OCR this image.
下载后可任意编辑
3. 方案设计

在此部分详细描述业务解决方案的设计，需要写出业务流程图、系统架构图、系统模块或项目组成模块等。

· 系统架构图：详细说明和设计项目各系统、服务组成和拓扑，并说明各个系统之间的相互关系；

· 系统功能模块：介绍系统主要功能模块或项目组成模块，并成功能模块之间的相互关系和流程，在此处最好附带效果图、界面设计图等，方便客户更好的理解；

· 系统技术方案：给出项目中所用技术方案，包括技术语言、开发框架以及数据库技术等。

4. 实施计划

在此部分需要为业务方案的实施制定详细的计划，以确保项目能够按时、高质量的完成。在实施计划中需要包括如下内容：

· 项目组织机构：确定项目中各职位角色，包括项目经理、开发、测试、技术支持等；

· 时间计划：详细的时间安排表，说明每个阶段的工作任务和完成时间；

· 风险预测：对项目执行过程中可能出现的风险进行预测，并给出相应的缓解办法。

### Task goal
Work out how many lines of the listing above include "系统架构图". Answer with the number and nothing more.

### Exercise result
2